Your assignment -
Return each line of the entries that mentions the word "beliefs".

Recorded data -
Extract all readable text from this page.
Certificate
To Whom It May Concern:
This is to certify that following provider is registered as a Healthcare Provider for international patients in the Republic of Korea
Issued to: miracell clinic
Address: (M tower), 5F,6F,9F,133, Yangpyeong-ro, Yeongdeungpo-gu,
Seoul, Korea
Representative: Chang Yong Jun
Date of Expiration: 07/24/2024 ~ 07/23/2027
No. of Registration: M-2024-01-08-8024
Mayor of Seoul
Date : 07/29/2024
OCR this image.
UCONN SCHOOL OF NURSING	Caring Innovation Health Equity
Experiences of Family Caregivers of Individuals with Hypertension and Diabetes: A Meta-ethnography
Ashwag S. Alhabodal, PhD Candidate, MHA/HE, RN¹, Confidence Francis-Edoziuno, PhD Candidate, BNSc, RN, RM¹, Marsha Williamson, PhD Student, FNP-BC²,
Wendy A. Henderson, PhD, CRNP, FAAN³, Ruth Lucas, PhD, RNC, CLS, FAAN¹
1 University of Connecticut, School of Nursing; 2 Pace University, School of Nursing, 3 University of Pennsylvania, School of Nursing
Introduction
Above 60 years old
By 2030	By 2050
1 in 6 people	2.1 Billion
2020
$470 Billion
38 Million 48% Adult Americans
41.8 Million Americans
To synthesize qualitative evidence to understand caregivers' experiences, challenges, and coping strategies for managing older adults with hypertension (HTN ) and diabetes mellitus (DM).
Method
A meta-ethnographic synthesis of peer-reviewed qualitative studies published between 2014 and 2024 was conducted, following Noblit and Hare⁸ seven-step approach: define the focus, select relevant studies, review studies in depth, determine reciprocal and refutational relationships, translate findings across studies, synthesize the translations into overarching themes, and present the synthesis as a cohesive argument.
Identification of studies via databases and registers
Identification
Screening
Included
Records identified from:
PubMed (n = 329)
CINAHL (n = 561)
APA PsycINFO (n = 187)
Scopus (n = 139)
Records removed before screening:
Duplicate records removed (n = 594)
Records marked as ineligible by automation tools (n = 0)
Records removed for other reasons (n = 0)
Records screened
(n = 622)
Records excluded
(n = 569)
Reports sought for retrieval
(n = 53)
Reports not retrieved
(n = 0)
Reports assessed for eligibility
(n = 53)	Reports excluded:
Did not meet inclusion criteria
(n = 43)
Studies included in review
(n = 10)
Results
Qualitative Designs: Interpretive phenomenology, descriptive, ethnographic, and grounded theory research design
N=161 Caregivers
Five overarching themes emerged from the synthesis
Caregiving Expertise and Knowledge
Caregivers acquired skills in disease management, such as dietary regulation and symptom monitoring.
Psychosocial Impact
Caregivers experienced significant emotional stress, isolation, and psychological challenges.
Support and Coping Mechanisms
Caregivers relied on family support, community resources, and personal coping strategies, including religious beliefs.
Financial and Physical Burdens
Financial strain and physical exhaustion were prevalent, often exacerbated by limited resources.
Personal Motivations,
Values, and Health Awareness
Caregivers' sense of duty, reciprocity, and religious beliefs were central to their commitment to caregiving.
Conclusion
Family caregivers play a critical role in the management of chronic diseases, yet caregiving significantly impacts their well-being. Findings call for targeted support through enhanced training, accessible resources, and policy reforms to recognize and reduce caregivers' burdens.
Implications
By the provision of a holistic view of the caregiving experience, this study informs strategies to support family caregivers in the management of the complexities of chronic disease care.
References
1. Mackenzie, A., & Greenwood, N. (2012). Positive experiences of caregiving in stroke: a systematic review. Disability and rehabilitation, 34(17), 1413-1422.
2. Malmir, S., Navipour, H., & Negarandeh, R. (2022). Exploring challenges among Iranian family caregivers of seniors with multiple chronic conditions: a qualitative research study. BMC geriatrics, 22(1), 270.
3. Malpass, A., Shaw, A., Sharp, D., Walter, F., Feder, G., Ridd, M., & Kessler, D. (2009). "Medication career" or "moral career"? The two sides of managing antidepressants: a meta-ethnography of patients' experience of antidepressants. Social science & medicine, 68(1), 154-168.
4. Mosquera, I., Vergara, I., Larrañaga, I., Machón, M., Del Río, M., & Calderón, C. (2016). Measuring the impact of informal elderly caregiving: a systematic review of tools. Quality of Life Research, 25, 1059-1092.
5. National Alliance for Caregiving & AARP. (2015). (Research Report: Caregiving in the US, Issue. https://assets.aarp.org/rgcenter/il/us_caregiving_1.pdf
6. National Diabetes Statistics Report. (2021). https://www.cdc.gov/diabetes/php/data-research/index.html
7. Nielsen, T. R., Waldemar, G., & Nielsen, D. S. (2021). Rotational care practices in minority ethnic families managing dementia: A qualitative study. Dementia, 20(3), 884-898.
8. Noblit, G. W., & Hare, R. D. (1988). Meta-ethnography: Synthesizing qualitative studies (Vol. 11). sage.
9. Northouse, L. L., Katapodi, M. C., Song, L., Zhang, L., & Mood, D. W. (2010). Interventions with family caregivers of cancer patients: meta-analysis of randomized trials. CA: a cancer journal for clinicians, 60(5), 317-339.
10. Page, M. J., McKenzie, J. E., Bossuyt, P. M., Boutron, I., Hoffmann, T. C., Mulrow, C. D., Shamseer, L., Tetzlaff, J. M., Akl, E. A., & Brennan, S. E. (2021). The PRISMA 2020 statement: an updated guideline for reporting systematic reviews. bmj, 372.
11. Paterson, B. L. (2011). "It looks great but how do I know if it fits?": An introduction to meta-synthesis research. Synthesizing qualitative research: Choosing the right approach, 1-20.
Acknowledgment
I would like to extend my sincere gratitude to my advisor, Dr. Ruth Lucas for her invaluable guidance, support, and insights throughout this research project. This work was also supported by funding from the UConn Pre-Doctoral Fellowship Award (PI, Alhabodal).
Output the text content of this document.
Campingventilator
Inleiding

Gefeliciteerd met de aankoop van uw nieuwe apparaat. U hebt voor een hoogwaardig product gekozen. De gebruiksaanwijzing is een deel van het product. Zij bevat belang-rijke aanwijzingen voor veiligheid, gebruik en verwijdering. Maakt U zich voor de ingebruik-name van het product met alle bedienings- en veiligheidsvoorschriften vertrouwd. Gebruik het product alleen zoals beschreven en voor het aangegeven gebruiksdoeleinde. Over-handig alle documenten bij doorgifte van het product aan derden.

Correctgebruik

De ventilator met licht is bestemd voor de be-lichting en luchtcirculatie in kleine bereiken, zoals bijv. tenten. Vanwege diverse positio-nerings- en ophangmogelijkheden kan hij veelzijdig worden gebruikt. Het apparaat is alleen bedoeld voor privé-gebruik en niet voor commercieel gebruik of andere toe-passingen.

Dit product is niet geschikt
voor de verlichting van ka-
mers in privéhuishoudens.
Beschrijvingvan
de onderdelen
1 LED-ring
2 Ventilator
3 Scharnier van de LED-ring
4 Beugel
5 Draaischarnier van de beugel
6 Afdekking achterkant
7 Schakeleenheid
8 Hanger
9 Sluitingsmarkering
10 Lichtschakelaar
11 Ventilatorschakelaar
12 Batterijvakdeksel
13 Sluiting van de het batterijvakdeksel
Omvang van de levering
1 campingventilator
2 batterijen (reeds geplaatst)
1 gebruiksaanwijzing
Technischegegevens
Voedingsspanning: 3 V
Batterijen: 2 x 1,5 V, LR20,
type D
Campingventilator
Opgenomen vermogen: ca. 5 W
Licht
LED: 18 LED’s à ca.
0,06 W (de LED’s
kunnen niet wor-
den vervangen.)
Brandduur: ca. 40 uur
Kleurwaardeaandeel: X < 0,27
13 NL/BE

Response -
Caregivers relied on family support, community resources, and personal coping strategies, including religious beliefs.
Caregivers' sense of duty, reciprocity, and religious beliefs were central to their commitment to caregiving.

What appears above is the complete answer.